_TASK PROMPT_. Copy the lines below word for word, beginning with the line containing "Patent image size: (574, 422)." and ending with the line containing "The client 110 is at (475, 60).", both included.

_DATA_.
===============

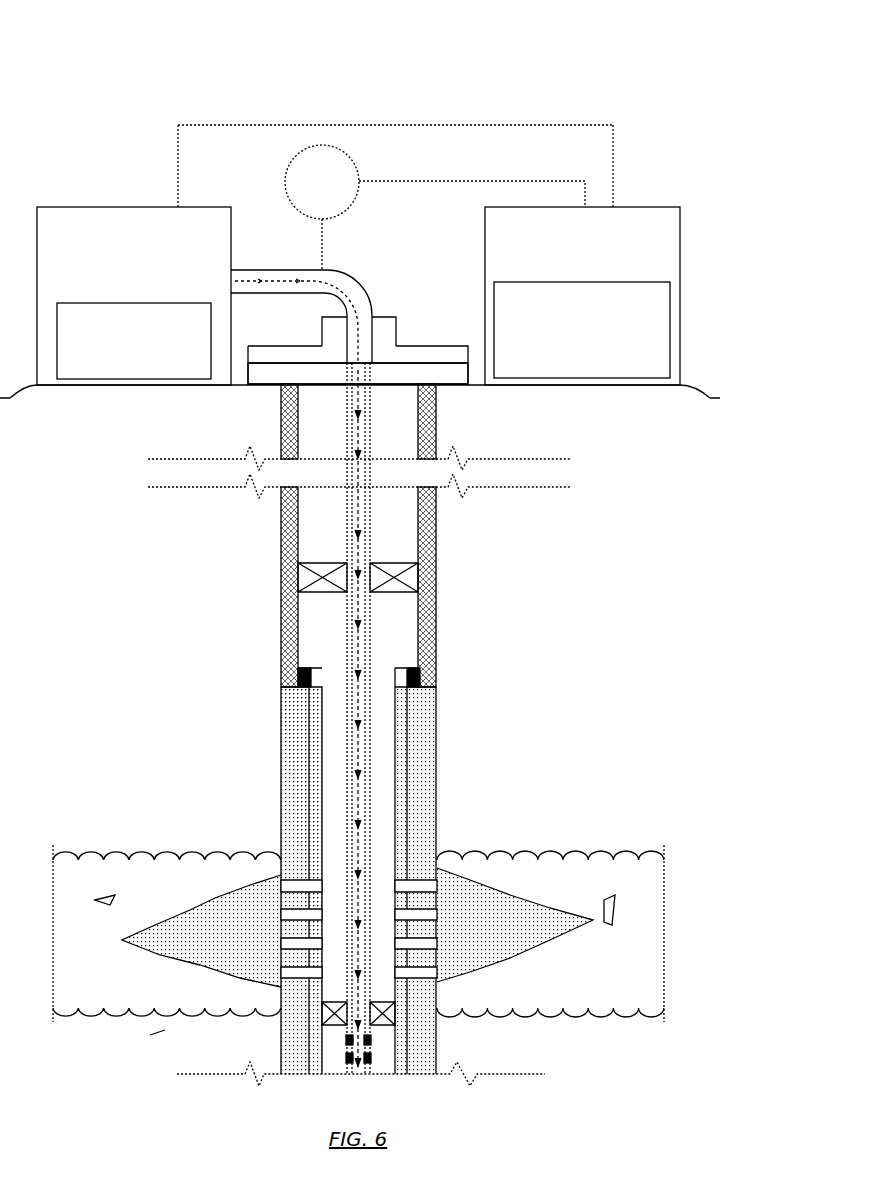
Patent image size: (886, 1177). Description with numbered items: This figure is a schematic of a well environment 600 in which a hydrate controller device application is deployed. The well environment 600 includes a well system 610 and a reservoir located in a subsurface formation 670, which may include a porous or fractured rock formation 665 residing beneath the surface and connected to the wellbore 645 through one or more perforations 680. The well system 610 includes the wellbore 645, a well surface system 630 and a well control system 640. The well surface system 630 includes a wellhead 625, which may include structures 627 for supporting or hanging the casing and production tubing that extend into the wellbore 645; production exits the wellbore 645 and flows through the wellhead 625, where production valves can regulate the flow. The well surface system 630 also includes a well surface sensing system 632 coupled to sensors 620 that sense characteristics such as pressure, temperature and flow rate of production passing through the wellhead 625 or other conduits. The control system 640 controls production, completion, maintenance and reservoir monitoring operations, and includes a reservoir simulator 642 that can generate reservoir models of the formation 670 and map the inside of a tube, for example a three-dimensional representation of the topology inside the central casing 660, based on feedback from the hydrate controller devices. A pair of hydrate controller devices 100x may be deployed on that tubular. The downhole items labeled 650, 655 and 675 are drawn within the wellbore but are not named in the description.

The well environment 600 is at (490, 87).
The well system 610 is at (231, 118).
The sensors 620 is at (435, 182).
The wellhead 625 is at (422, 332).
The structures 627 is at (395, 355).
The well surface system 630 is at (134, 296).
The well surface sensing system 632 is at (134, 341).
The well control system 640 is at (238, 541).
The reservoir simulator 642 is at (582, 330).
The wellbore 645 is at (420, 542).
The liner hanger 650 is at (305, 665).
The annulus 655 is at (395, 613).
The central casing 660 is at (368, 703).
The porous or fractured rock formation 665 is at (220, 915).
The subsurface formation 670 is at (602, 882).
The lower packer 675 is at (322, 1010).
The perforations 680 is at (442, 977).
The hydrate controller device 100x is at (371, 1062).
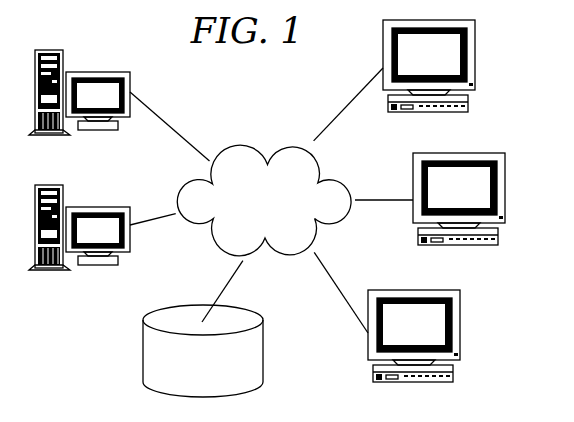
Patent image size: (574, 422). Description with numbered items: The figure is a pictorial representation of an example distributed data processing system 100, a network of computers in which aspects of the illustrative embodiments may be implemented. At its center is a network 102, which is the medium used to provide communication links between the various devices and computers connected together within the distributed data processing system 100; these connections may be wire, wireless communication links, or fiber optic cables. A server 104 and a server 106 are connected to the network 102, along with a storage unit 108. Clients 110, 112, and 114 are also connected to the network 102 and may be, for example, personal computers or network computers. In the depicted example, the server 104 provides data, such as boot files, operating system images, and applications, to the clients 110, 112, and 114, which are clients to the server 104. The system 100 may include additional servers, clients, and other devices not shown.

The distributed data processing system 100 is at (107, 331).
The network 102 is at (237, 141).
The server 104 is at (95, 72).
The server 106 is at (95, 207).
The storage unit 108 is at (263, 340).
The client 110 is at (475, 60).
The client 112 is at (503, 192).
The client 114 is at (460, 325).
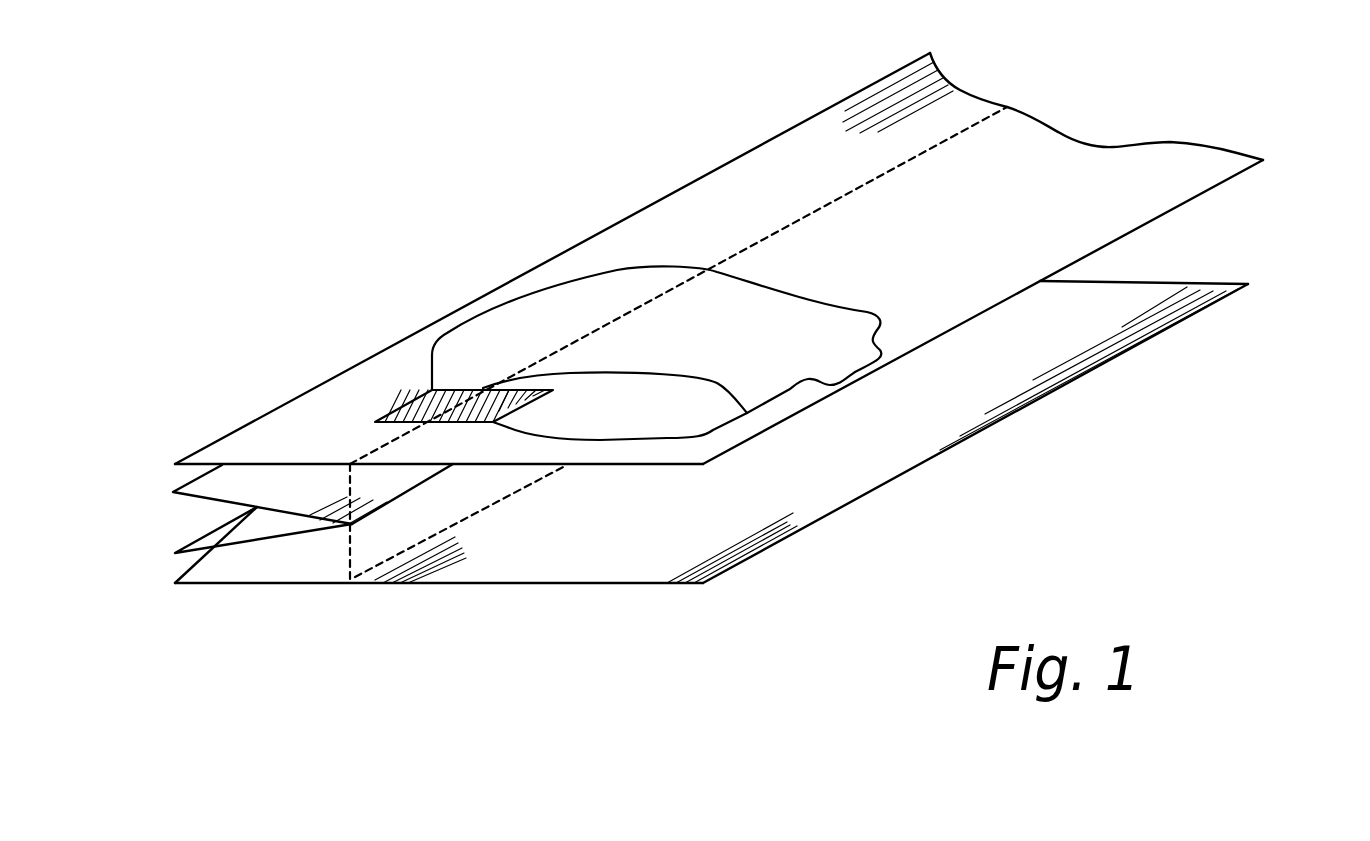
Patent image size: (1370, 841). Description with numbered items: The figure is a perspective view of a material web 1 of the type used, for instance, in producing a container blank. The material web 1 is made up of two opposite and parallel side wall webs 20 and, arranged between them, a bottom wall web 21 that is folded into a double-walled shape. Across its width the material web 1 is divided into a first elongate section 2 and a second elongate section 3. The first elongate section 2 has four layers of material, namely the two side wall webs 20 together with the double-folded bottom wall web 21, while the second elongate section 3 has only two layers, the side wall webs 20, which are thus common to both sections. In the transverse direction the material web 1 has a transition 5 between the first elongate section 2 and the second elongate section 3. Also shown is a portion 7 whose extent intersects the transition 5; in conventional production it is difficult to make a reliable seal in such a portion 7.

The material web 1 is at (505, 165).
The first elongate section 2 is at (238, 600).
The second elongate section 3 is at (487, 608).
The transition 5 is at (350, 562).
The portion 7 is at (425, 403).
The side wall web 20 is at (1183, 293).
The bottom wall web 21 is at (207, 485).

===============

_EXERCISE RESPONSE_.
Patent image size: (574, 422). Description with numbered items: The figure is a pictorial representation of an example distributed data processing system 100, a network of computers in which aspects of the illustrative embodiments may be implemented. At its center is a network 102, which is the medium used to provide communication links between the various devices and computers connected together within the distributed data processing system 100; these connections may be wire, wireless communication links, or fiber optic cables. A server 104 and a server 106 are connected to the network 102, along with a storage unit 108. Clients 110, 112, and 114 are also connected to the network 102 and may be, for example, personal computers or network computers. In the depicted example, the server 104 provides data, such as boot files, operating system images, and applications, to the clients 110, 112, and 114, which are clients to the server 104. The system 100 may include additional servers, clients, and other devices not shown.

The distributed data processing system 100 is at (107, 331).
The network 102 is at (237, 141).
The server 104 is at (95, 72).
The server 106 is at (95, 207).
The storage unit 108 is at (263, 340).
The client 110 is at (475, 60).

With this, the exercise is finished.